WHAT TO WORK ON → Look through the material below and give the number of lines holding "JSON", with no other words.

-- begin EXTRACTED DATA --

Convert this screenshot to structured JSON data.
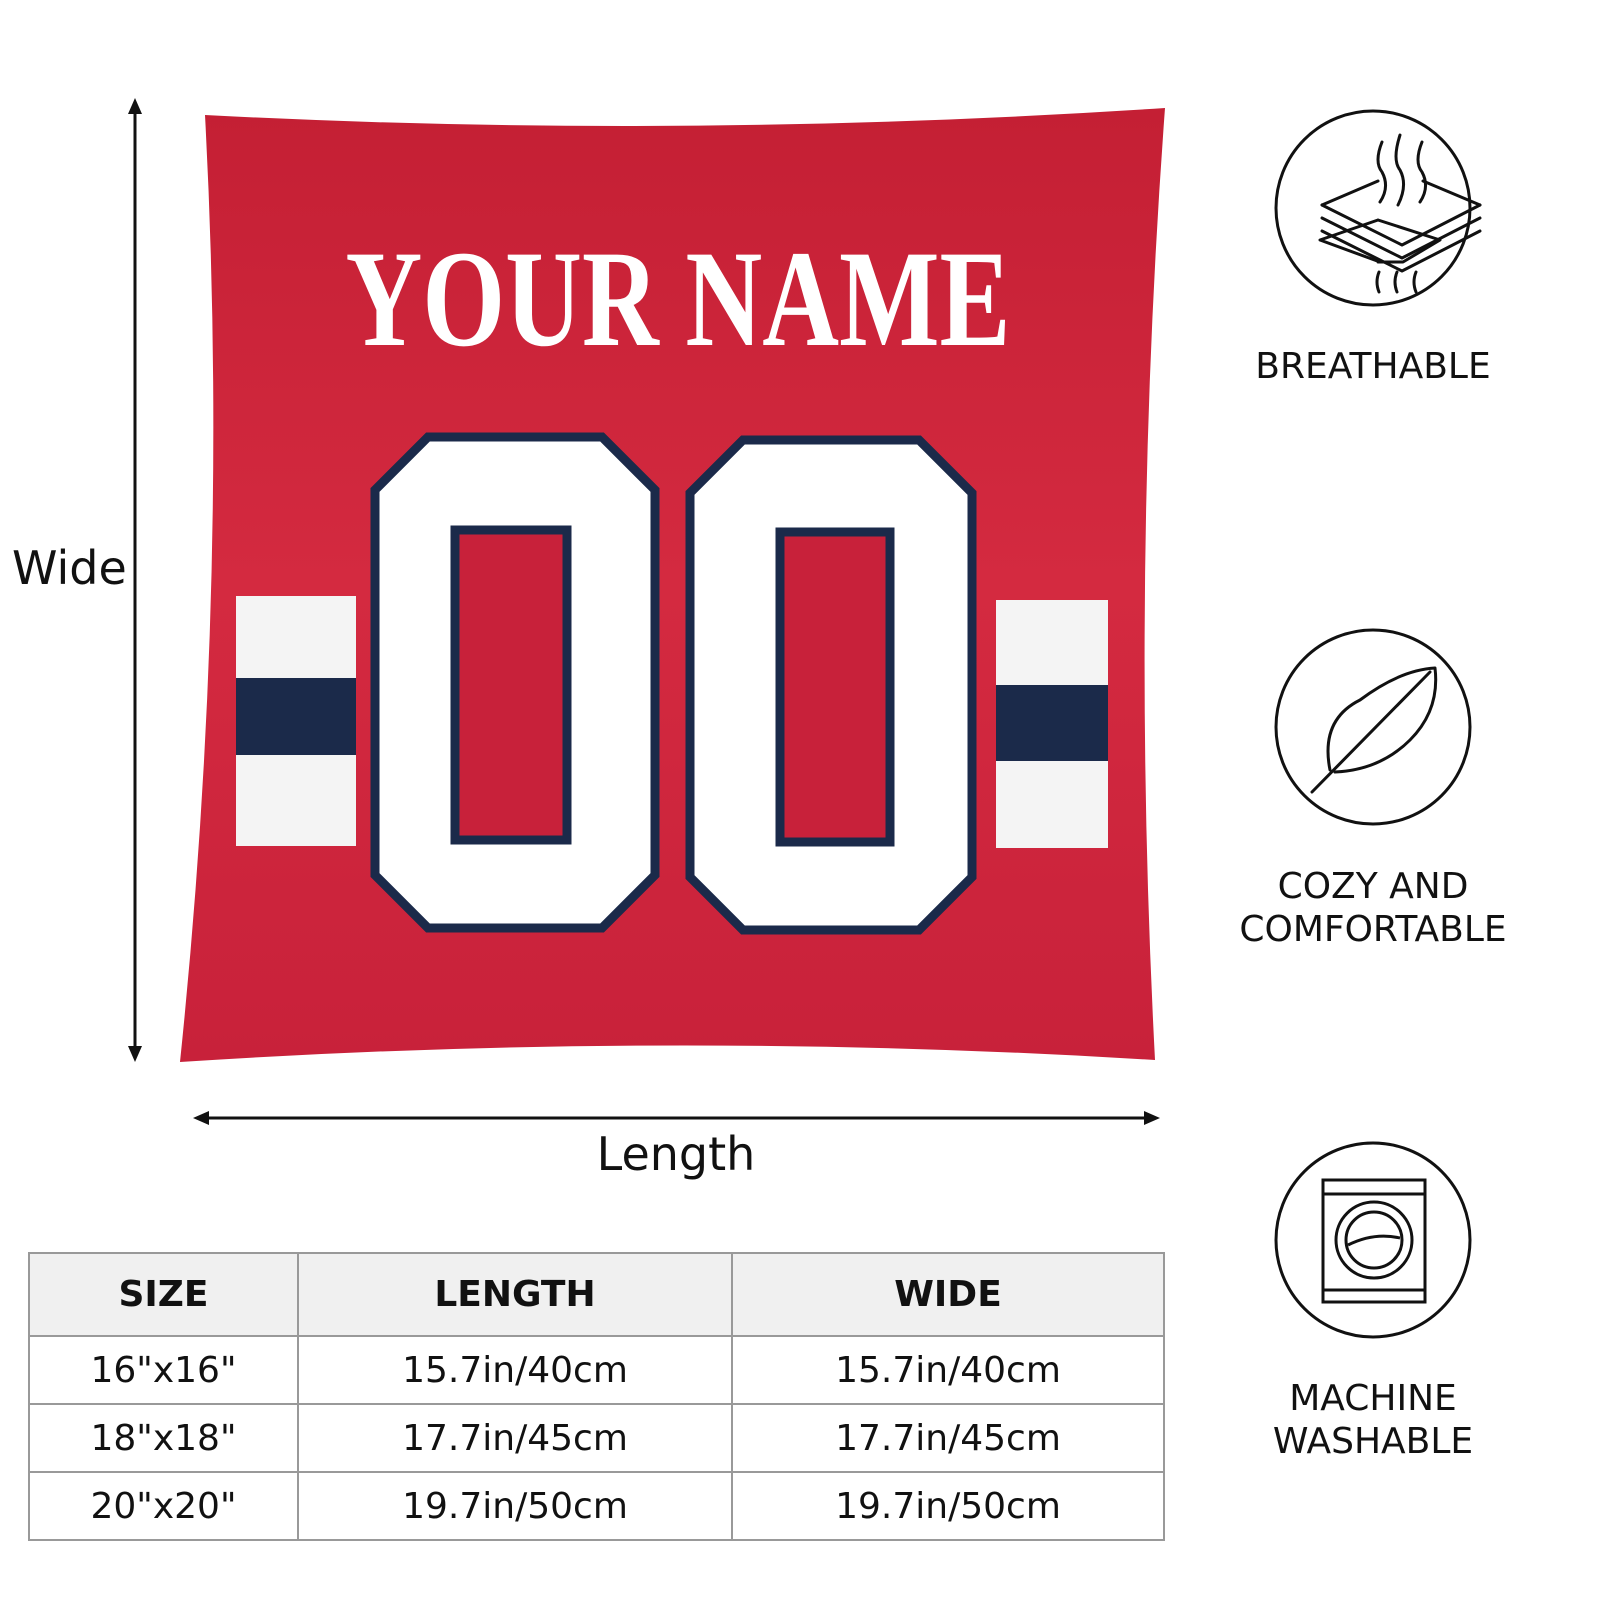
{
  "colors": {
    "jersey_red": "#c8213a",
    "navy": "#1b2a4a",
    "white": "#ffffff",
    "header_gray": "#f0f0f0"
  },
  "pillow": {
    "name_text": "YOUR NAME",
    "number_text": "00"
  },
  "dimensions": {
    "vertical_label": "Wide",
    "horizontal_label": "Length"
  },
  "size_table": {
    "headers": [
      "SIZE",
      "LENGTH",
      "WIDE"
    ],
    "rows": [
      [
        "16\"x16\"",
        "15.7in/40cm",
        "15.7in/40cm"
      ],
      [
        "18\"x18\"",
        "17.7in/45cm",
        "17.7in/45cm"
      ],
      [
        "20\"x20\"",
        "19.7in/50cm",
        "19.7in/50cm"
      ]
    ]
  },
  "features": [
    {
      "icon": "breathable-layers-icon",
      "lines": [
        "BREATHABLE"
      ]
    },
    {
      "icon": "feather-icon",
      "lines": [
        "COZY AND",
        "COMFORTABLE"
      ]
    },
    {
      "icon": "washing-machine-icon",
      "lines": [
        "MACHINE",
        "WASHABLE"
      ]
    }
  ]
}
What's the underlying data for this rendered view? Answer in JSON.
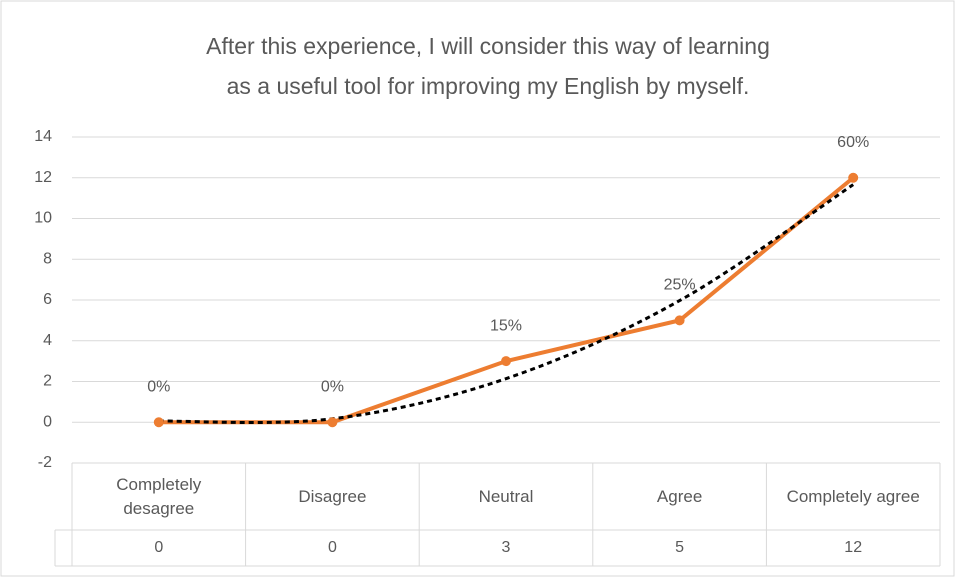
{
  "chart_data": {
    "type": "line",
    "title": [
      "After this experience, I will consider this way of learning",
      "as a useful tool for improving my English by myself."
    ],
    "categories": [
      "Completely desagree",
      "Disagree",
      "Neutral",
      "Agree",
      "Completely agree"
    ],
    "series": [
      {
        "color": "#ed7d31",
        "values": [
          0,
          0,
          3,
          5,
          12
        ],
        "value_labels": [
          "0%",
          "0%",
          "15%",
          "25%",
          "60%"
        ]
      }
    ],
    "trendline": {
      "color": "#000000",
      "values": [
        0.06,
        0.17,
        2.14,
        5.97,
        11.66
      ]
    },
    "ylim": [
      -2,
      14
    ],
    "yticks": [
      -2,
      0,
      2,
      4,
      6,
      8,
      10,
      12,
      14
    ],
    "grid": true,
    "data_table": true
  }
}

-- end EXTRACTED DATA --

CORRECT RESULT → 2